### Items ###

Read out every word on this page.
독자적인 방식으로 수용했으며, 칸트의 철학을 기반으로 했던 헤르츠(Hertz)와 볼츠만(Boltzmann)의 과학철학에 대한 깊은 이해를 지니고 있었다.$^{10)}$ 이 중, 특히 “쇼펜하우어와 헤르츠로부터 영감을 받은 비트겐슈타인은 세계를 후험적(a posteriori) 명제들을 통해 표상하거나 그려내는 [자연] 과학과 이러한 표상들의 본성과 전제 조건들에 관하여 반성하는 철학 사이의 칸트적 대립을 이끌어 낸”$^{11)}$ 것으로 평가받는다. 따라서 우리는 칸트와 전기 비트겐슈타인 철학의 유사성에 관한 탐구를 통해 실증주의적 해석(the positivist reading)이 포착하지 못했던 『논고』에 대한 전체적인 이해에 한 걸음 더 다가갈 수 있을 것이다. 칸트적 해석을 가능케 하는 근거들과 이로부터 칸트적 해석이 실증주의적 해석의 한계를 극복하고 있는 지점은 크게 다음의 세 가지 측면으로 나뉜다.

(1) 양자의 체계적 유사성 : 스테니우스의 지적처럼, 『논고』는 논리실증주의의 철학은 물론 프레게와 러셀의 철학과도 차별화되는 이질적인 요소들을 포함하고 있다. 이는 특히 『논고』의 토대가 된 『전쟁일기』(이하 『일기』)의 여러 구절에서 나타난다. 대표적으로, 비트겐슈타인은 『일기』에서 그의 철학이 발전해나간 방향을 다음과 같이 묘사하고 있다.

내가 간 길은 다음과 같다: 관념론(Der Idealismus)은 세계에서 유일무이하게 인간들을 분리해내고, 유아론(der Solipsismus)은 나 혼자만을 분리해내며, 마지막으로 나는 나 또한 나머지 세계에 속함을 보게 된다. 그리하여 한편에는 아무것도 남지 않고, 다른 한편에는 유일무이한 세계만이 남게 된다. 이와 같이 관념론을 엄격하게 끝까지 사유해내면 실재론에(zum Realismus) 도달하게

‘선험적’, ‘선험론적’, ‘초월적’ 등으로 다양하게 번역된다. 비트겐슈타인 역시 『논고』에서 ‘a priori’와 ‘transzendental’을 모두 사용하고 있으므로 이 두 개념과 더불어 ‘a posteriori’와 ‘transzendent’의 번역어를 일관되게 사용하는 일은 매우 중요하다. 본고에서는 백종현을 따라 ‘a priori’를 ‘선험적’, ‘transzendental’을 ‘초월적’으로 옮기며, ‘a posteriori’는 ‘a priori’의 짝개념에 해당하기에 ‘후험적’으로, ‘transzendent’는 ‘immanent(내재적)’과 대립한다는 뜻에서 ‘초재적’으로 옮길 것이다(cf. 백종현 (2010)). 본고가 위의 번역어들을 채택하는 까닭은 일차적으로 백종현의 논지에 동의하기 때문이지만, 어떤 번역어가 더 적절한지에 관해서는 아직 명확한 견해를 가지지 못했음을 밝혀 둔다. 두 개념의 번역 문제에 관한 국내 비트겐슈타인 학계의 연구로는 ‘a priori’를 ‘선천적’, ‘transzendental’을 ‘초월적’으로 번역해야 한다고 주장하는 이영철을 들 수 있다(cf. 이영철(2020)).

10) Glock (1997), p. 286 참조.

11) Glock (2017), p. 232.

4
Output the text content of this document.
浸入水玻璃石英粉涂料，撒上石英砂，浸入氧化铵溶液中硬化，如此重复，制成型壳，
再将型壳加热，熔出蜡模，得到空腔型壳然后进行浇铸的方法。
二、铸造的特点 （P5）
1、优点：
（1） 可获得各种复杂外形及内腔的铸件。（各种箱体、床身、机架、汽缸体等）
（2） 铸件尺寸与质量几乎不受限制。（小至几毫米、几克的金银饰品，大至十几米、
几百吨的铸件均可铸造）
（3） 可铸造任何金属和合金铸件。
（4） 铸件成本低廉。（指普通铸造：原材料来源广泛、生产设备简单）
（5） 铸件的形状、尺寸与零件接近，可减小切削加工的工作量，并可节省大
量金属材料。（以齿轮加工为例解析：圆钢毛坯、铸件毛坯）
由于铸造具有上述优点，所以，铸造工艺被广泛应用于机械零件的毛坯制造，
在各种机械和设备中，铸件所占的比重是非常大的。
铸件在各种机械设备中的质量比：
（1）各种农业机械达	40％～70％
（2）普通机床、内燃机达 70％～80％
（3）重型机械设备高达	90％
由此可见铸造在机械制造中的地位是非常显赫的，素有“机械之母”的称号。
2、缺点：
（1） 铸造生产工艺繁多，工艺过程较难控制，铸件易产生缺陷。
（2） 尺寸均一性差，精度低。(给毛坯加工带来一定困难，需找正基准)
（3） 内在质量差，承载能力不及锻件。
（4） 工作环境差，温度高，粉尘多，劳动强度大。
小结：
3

###

**Aim**
Begin with the line that contains "Output the text content of this document." and quote each line after it exactly, stopping after the last line of the data.

**Worked answer**
Output the text content of this document.
浸入水玻璃石英粉涂料，撒上石英砂，浸入氧化铵溶液中硬化，如此重复，制成型壳，
再将型壳加热，熔出蜡模，得到空腔型壳然后进行浇铸的方法。
二、铸造的特点 （P5）
1、优点：
（1） 可获得各种复杂外形及内腔的铸件。（各种箱体、床身、机架、汽缸体等）
（2） 铸件尺寸与质量几乎不受限制。（小至几毫米、几克的金银饰品，大至十几米、
几百吨的铸件均可铸造）
（3） 可铸造任何金属和合金铸件。
（4） 铸件成本低廉。（指普通铸造：原材料来源广泛、生产设备简单）
（5） 铸件的形状、尺寸与零件接近，可减小切削加工的工作量，并可节省大
量金属材料。（以齿轮加工为例解析：圆钢毛坯、铸件毛坯）
由于铸造具有上述优点，所以，铸造工艺被广泛应用于机械零件的毛坯制造，
在各种机械和设备中，铸件所占的比重是非常大的。
铸件在各种机械设备中的质量比：
（1）各种农业机械达	40％～70％
（2）普通机床、内燃机达 70％～80％
（3）重型机械设备高达	90％
由此可见铸造在机械制造中的地位是非常显赫的，素有“机械之母”的称号。
2、缺点：
（1） 铸造生产工艺繁多，工艺过程较难控制，铸件易产生缺陷。
（2） 尺寸均一性差，精度低。(给毛坯加工带来一定困难，需找正基准)
（3） 内在质量差，承载能力不及锻件。
（4） 工作环境差，温度高，粉尘多，劳动强度大。
小结：
3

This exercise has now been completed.